■ **Stated problem**
Every entry must be duplicated precisely as written.
──────── Information given ────────
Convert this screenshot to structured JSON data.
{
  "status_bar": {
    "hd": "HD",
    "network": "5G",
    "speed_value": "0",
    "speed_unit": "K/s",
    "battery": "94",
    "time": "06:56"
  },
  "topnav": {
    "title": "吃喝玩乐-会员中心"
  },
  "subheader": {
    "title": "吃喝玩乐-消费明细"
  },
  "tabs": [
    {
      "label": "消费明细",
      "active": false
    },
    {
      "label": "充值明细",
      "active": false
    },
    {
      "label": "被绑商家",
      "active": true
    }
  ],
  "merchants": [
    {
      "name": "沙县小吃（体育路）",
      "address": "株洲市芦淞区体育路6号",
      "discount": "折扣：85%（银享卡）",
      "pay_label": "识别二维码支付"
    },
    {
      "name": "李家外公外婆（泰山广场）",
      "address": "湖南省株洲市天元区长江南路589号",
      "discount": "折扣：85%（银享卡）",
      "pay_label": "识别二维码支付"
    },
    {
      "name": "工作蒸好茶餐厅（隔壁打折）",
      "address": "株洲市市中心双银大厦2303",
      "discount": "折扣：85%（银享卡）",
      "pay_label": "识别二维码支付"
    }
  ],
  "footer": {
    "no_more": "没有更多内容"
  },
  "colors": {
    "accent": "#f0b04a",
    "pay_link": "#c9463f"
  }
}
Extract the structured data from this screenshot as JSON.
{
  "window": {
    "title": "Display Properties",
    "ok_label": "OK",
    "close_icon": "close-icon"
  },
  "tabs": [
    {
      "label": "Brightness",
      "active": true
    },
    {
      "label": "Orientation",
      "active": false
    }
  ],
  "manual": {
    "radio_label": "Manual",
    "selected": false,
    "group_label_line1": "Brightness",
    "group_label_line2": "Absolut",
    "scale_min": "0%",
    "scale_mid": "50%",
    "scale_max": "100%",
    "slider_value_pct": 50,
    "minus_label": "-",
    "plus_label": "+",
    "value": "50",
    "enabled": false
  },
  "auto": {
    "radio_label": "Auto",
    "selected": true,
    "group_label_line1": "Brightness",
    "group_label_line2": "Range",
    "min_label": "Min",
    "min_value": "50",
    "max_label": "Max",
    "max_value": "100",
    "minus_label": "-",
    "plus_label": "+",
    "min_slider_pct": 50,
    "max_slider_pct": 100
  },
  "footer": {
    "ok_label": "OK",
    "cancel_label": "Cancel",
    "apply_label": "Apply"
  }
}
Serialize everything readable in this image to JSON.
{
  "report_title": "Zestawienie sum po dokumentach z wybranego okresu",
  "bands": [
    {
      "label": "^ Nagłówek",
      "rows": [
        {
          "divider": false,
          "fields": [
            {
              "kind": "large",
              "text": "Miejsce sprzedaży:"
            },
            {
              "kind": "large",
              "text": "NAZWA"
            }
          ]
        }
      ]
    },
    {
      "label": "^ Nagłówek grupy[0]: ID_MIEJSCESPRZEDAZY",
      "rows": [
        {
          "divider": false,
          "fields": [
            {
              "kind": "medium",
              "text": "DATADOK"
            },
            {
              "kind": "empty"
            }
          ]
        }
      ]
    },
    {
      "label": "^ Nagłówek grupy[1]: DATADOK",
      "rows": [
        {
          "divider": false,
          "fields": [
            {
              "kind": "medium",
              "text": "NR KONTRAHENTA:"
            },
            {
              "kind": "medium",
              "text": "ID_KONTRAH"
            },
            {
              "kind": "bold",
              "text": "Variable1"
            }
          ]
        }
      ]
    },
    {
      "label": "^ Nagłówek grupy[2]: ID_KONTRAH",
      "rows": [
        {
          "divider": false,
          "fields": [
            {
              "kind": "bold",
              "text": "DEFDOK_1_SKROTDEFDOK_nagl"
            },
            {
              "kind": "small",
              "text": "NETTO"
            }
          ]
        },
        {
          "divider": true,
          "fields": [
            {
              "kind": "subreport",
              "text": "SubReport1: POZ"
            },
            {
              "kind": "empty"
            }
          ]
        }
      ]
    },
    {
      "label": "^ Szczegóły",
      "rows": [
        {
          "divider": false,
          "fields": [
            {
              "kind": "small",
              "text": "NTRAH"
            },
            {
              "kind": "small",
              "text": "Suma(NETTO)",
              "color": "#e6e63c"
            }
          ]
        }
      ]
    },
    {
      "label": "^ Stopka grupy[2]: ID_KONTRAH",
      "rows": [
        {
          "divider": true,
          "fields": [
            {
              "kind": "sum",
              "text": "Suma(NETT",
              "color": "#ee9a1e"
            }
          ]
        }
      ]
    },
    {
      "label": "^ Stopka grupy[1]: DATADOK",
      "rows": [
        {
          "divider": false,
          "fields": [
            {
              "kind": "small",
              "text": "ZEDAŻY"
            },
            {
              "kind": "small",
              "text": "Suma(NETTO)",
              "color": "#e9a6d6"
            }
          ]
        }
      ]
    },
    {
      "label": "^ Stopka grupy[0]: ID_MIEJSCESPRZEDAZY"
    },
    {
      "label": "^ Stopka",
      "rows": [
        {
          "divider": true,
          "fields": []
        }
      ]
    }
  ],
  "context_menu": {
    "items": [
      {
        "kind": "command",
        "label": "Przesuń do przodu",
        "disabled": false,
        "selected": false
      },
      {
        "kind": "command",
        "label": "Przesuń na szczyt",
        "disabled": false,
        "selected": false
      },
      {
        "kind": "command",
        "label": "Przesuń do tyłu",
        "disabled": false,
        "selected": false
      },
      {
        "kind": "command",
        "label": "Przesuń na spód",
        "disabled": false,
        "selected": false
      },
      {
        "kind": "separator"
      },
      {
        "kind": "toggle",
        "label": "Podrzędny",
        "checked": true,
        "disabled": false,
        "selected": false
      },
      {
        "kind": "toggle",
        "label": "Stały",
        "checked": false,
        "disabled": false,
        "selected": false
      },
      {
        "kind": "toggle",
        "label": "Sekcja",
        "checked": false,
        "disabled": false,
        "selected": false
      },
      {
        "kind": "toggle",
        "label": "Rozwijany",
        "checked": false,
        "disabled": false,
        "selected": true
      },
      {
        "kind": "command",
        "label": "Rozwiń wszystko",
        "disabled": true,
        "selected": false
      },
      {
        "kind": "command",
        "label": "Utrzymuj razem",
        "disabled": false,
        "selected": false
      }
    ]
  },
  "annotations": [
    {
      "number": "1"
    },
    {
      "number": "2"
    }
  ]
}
────────
■ **Output for this exercise**
Convert this screenshot to structured JSON data.
{
  "status_bar": {
    "hd": "HD",
    "network": "5G",
    "speed_value": "0",
    "speed_unit": "K/s",
    "battery": "94",
    "time": "06:56"
  },
  "topnav": {
    "title": "吃喝玩乐-会员中心"
  },
  "subheader": {
    "title": "吃喝玩乐-消费明细"
  },
  "tabs": [
    {
      "label": "消费明细",
      "active": false
    },
    {
      "label": "充值明细",
      "active": false
    },
    {
      "label": "被绑商家",
      "active": true
    }
  ],
  "merchants": [
    {
      "name": "沙县小吃（体育路）",
      "address": "株洲市芦淞区体育路6号",
      "discount": "折扣：85%（银享卡）",
      "pay_label": "识别二维码支付"
    },
    {
      "name": "李家外公外婆（泰山广场）",
      "address": "湖南省株洲市天元区长江南路589号",
      "discount": "折扣：85%（银享卡）",
      "pay_label": "识别二维码支付"
    },
    {
      "name": "工作蒸好茶餐厅（隔壁打折）",
      "address": "株洲市市中心双银大厦2303",
      "discount": "折扣：85%（银享卡）",
      "pay_label": "识别二维码支付"
    }
  ],
  "footer": {
    "no_more": "没有更多内容"
  },
  "colors": {
    "accent": "#f0b04a",
    "pay_link": "#c9463f"
  }
}
Extract the structured data from this screenshot as JSON.
{
  "window": {
    "title": "Display Properties",
    "ok_label": "OK",
    "close_icon": "close-icon"
  },
  "tabs": [
    {
      "label": "Brightness",
      "active": true
    },
    {
      "label": "Orientation",
      "active": false
    }
  ],
  "manual": {
    "radio_label": "Manual",
    "selected": false,
    "group_label_line1": "Brightness",
    "group_label_line2": "Absolut",
    "scale_min": "0%",
    "scale_mid": "50%",
    "scale_max": "100%",
    "slider_value_pct": 50,
    "minus_label": "-",
    "plus_label": "+",
    "value": "50",
    "enabled": false
  },
  "auto": {
    "radio_label": "Auto",
    "selected": true,
    "group_label_line1": "Brightness",
    "group_label_line2": "Range",
    "min_label": "Min",
    "min_value": "50",
    "max_label": "Max",
    "max_value": "100",
    "minus_label": "-",
    "plus_label": "+",
    "min_slider_pct": 50,
    "max_slider_pct": 100
  },
  "footer": {
    "ok_label": "OK",
    "cancel_label": "Cancel",
    "apply_label": "Apply"
  }
}
Serialize everything readable in this image to JSON.
{
  "report_title": "Zestawienie sum po dokumentach z wybranego okresu",
  "bands": [
    {
      "label": "^ Nagłówek",
      "rows": [
        {
          "divider": false,
          "fields": [
            {
              "kind": "large",
              "text": "Miejsce sprzedaży:"
            },
            {
              "kind": "large",
              "text": "NAZWA"
            }
          ]
        }
      ]
    },
    {
      "label": "^ Nagłówek grupy[0]: ID_MIEJSCESPRZEDAZY",
      "rows": [
        {
          "divider": false,
          "fields": [
            {
              "kind": "medium",
              "text": "DATADOK"
            },
            {
              "kind": "empty"
            }
          ]
        }
      ]
    },
    {
      "label": "^ Nagłówek grupy[1]: DATADOK",
      "rows": [
        {
          "divider": false,
          "fields": [
            {
              "kind": "medium",
              "text": "NR KONTRAHENTA:"
            },
            {
              "kind": "medium",
              "text": "ID_KONTRAH"
            },
            {
              "kind": "bold",
              "text": "Variable1"
            }
          ]
        }
      ]
    },
    {
      "label": "^ Nagłówek grupy[2]: ID_KONTRAH",
      "rows": [
        {
          "divider": false,
          "fields": [
            {
              "kind": "bold",
              "text": "DEFDOK_1_SKROTDEFDOK_nagl"
            },
            {
              "kind": "small",
              "text": "NETTO"
            }
          ]
        },
        {
          "divider": true,
          "fields": [
            {
              "kind": "subreport",
              "text": "SubReport1: POZ"
            },
            {
              "kind": "empty"
            }
          ]
        }
      ]
    },
    {
      "label": "^ Szczegóły",
      "rows": [
        {
          "divider": false,
          "fields": [
            {
              "kind": "small",
              "text": "NTRAH"
            },
            {
              "kind": "small",
              "text": "Suma(NETTO)",
              "color": "#e6e63c"
            }
          ]
        }
      ]
    },
    {
      "label": "^ Stopka grupy[2]: ID_KONTRAH",
      "rows": [
        {
          "divider": true,
          "fields": [
            {
              "kind": "sum",
              "text": "Suma(NETT",
              "color": "#ee9a1e"
            }
          ]
        }
      ]
    },
    {
      "label": "^ Stopka grupy[1]: DATADOK",
      "rows": [
        {
          "divider": false,
          "fields": [
            {
              "kind": "small",
              "text": "ZEDAŻY"
            },
            {
              "kind": "small",
              "text": "Suma(NETTO)",
              "color": "#e9a6d6"
            }
          ]
        }
      ]
    },
    {
      "label": "^ Stopka grupy[0]: ID_MIEJSCESPRZEDAZY"
    },
    {
      "label": "^ Stopka",
      "rows": [
        {
          "divider": true,
          "fields": []
        }
      ]
    }
  ],
  "context_menu": {
    "items": [
      {
        "kind": "command",
        "label": "Przesuń do przodu",
        "disabled": false,
        "selected": false
      },
      {
        "kind": "command",
        "label": "Przesuń na szczyt",
        "disabled": false,
        "selected": false
      },
      {
        "kind": "command",
        "label": "Przesuń do tyłu",
        "disabled": false,
        "selected": false
      },
      {
        "kind": "command",
        "label": "Przesuń na spód",
        "disabled": false,
        "selected": false
      },
      {
        "kind": "separator"
      },
      {
        "kind": "toggle",
        "label": "Podrzędny",
        "checked": true,
        "disabled": false,
        "selected": false
      },
      {
        "kind": "toggle",
        "label": "Stały",
        "checked": false,
        "disabled": false,
        "selected": false
      },
      {
        "kind": "toggle",
        "label": "Sekcja",
        "checked": false,
        "disabled": false,
        "selected": false
      },
      {
        "kind": "toggle",
        "label": "Rozwijany",
        "checked": false,
        "disabled": false,
        "selected": true
      },
      {
        "kind": "command",
        "label": "Rozwiń wszystko",
        "disabled": true,
        "selected": false
      },
      {
        "kind": "command",
        "label": "Utrzymuj razem",
        "disabled": false,
        "selected": false
      }
    ]
  },
  "annotations": [
    {
      "number": "1"
    },
    {
      "number": "2"
    }
  ]
}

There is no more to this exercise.